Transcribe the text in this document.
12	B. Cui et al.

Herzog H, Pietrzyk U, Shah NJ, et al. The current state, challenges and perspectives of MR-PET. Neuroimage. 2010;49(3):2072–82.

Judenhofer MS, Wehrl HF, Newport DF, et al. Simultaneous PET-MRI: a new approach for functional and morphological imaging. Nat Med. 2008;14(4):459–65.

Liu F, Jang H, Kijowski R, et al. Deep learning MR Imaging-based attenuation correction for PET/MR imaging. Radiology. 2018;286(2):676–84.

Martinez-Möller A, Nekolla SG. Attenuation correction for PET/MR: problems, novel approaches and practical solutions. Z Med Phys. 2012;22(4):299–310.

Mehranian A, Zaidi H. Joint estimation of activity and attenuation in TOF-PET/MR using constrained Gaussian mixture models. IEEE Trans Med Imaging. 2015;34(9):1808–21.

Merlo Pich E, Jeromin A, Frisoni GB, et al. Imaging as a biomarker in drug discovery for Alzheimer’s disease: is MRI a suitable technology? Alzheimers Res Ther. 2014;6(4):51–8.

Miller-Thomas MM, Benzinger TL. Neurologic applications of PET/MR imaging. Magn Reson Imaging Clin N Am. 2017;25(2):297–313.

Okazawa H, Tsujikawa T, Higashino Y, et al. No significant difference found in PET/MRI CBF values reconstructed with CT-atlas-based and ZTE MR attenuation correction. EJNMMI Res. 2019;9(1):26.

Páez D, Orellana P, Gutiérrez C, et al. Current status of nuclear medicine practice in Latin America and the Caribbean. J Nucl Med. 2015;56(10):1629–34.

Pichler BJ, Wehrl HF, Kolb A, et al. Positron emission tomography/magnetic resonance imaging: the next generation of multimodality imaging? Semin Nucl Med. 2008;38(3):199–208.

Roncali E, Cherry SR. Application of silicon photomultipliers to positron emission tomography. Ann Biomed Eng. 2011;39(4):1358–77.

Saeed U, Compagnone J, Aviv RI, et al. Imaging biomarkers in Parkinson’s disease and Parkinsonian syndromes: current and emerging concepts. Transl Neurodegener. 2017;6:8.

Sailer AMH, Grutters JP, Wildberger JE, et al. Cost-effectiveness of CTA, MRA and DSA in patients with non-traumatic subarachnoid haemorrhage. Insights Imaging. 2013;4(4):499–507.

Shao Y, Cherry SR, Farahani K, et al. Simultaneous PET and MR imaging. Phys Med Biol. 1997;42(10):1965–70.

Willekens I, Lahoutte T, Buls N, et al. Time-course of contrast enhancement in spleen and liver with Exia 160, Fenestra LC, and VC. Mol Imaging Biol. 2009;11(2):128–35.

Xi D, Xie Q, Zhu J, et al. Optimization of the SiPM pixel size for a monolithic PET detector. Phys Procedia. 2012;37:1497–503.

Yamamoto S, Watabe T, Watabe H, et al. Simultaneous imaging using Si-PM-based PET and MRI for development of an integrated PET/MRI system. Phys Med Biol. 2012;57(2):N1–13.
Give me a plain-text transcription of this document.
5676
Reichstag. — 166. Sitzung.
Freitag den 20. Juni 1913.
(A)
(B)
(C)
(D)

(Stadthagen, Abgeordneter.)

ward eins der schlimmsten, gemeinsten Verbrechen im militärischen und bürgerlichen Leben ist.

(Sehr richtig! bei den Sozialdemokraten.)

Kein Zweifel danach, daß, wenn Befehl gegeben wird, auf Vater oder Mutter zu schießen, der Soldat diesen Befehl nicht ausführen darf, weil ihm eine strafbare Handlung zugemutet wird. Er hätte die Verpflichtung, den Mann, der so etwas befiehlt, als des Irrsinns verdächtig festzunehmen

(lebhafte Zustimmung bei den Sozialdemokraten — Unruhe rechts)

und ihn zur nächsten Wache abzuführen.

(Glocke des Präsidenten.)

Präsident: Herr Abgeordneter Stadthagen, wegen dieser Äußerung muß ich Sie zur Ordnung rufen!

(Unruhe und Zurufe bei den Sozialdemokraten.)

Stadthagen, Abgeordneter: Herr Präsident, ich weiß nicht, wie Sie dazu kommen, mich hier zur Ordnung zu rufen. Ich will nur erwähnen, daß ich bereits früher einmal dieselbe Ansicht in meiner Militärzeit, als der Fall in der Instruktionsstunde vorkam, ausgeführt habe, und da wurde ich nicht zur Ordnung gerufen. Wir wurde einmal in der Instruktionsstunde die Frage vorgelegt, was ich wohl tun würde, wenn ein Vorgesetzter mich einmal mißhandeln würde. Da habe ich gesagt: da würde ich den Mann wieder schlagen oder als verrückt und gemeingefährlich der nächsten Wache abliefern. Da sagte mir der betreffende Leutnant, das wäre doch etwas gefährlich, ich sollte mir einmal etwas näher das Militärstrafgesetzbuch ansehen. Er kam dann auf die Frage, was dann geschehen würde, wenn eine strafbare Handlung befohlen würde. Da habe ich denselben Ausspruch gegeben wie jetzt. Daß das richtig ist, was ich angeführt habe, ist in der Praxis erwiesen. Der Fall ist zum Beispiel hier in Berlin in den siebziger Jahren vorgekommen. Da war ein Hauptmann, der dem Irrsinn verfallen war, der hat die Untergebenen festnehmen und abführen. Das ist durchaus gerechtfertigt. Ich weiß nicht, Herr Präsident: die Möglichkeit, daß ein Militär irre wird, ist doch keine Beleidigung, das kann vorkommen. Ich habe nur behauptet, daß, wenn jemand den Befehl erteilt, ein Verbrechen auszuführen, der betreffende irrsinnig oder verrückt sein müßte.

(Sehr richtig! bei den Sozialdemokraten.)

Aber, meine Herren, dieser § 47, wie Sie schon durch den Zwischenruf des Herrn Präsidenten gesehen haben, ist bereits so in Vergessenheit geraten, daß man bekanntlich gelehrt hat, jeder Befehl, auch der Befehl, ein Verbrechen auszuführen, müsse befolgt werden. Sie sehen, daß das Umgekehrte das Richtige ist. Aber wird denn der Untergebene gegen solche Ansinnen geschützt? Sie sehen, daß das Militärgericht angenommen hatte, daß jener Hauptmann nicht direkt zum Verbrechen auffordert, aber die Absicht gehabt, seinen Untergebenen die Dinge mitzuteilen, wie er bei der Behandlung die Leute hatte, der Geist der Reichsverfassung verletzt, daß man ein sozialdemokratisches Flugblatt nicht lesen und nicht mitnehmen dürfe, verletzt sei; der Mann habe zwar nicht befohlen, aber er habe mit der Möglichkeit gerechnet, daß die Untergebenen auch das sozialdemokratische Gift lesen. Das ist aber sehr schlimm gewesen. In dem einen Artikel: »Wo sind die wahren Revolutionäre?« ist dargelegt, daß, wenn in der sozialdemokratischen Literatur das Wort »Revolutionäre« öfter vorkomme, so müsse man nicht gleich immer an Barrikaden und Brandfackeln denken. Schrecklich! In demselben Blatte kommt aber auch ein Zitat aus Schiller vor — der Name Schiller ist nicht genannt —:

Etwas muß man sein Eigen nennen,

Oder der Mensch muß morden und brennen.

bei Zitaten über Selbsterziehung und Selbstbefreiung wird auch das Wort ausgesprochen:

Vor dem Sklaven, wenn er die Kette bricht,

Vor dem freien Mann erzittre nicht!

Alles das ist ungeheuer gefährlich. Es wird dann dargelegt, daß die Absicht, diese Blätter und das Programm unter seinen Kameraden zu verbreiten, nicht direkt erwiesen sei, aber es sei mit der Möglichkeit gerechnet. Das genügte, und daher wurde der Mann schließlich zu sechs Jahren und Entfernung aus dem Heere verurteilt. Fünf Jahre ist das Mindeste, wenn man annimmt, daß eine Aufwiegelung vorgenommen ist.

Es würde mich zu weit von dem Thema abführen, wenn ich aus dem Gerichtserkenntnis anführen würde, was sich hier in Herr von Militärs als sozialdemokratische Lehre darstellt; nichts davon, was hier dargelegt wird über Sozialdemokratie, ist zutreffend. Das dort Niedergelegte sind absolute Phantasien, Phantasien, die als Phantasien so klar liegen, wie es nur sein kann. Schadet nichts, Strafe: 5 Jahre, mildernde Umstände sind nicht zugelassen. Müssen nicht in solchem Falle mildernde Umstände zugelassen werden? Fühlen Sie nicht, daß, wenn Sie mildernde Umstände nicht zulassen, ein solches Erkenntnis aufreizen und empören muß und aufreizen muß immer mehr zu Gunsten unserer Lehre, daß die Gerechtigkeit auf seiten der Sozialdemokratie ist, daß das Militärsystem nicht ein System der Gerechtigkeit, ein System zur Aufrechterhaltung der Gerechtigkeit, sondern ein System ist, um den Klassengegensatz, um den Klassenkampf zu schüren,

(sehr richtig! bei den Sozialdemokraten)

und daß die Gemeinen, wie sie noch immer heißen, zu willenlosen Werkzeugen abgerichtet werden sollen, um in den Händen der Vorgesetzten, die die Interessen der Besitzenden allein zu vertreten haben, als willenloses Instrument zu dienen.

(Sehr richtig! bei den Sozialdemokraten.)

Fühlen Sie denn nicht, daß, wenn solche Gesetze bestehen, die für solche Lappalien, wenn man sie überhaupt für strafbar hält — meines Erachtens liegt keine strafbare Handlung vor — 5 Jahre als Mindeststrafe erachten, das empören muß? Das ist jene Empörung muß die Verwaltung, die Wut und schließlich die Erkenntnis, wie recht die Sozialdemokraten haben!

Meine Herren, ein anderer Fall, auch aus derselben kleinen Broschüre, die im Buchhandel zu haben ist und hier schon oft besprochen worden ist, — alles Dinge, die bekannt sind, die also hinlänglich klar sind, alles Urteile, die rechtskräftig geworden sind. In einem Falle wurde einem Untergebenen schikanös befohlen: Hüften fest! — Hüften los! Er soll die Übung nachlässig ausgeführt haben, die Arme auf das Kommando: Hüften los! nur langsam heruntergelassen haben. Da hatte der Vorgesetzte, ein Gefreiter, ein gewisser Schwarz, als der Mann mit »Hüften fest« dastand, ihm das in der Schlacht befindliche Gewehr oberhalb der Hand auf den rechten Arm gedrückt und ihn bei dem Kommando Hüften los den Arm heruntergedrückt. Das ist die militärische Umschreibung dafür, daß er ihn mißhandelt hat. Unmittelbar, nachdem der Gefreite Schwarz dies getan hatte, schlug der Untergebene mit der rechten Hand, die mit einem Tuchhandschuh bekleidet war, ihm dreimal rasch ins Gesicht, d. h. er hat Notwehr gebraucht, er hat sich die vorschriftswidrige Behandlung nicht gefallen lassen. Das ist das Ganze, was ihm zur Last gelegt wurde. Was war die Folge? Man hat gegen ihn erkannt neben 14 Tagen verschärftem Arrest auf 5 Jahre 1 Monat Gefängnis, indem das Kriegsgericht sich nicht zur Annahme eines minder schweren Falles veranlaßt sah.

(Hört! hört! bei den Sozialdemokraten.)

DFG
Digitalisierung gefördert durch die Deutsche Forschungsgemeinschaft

============

### Required action
Among the lines above, find those with the string "document" and copy them.

### Task answer
Transcribe the text in this document.
Give me a plain-text transcription of this document.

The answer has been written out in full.